Tareas —
1. Según la homilía sobre San Pedro y San Pablo, ¿de qué ciudad era Pablo?
2. Enumere los significados que la homilía sobre San Pedro y San Pablo atribuye a la palabra «príncipes».
3. Indique si cada afirmación coincide con la homilía sobre San Pedro y San Pablo y cite las palabras que lo deciden: (a) Pablo conoció al Mesías por la predicación de Esteban y Ananías; (b) la respuesta de Pedro a la triple pregunta de Cristo es soberbia; (c) Pedro era de cuna acomodada.

Fragmento —
——————

Celebramos ya en este día la Misa de la Vigilia de los Príncipes de los Apóstoles, San Pedro y San Pablo. Son ellos las cabezas de la Iglesia, las columnas. De hecho su nombre de príncipes significa eso: gente de principios, los primeros y también los principales.
El Evangelio de este día nos daba en la figura de San Pedro la clave de interpretación de estas dos vidas entregadas absolutamente en todo al servicio del Señor Jesús.
La triple pregunta de Cristo sobre el amor de Pedro encuentra una segura y humilde respuesta. Ya no es la respuesta segura y soberbia del Pedro de antes de la Pasión. Sino una respuesta firme, pero humilde. Como quien dice: “te amo, y quiero servirte en todo y hasta el final, aunque tengo bien en claro lo débil que soy.
Es el amor lo que nos permitirá entender a estos hombres. Ellos se han convertido en estrellas refulgentes para la Iglesia, cosa que brota de un amor ardiente a su Maestro. Así los que tan diferentes se mostraron en su vida se vieron unidos por un común amor. Pedro era de cuna humilde, de la despreciada Galilea, ciudad de incultos. Pablo era de buen pasar, de la esplendente Tarso, cuna de la cultura en su zona. Pedro estuvo con el Mesías el tiempo de su vida en la tierra, Pablo lo conoció sólo por la predicación de Esteban y Ananías. Pedro fue en su primera época un hombre impulsivo pero falluto, Pablo siempre buscó servir a Dios, aun cuando perseguía a los seguidores de Jesucristo. Pero, más allá de tantas diferencias, el común amor a Cristo los constituyó en jefes de la naciente Iglesia: uno en cuanto cabeza de la misma, otro en cuanto instrumento elegido por Dios para llevar la buena nueva a los gentiles.
Tanto se habla de amor en nuestros días a la vez que ese amor brilla por su real ausencia. Pedro entendió lo que significaba amar a alguien, y amó con todas sus fuerzas. Pablo, el hombre que no sabía de otra cosa que de amores apasionados al encontrar el amor de Dios permitió que ese amor lo desgarrase.

——————

Material proporcionado —
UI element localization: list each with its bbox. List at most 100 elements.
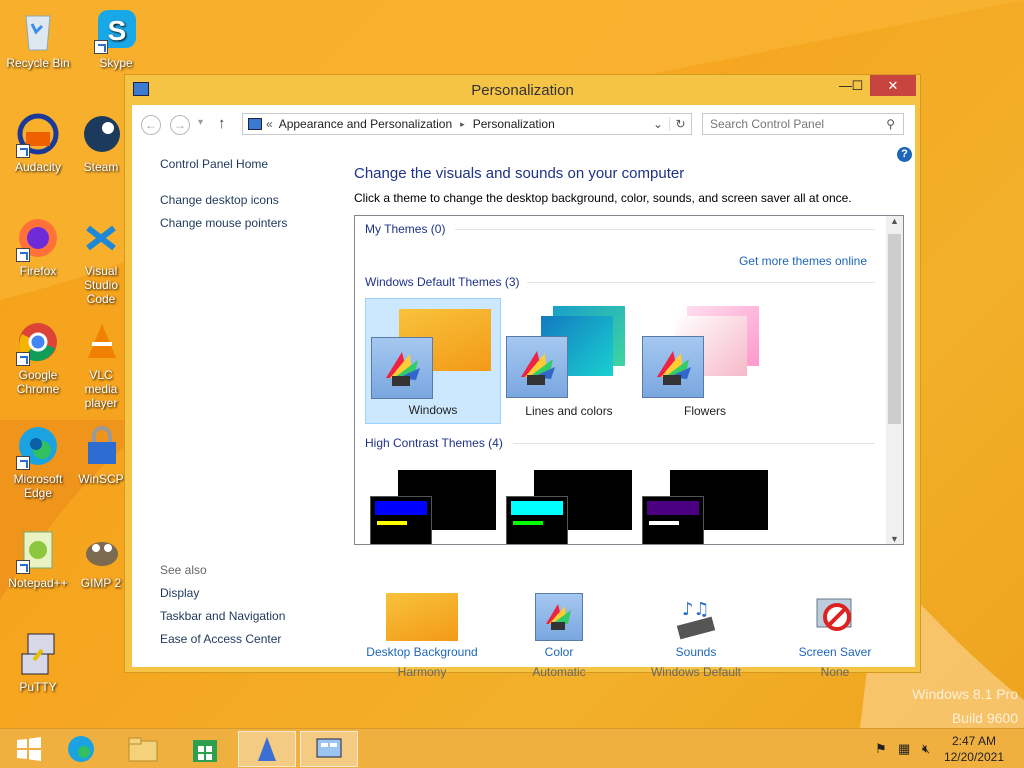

——————

Ejercicio resuelto —
1. De la esplendente Tarso.

2. Gente de principios, los primeros y los principales.

3.
(a) Sí: «Pablo lo conoció sólo por la predicación de Esteban y Ananías».
(b) No: «Ya no es la respuesta segura y soberbia del Pedro de antes de la Pasión. Sino una respuesta firme, pero humilde».
(c) No: «Pedro era de cuna humilde».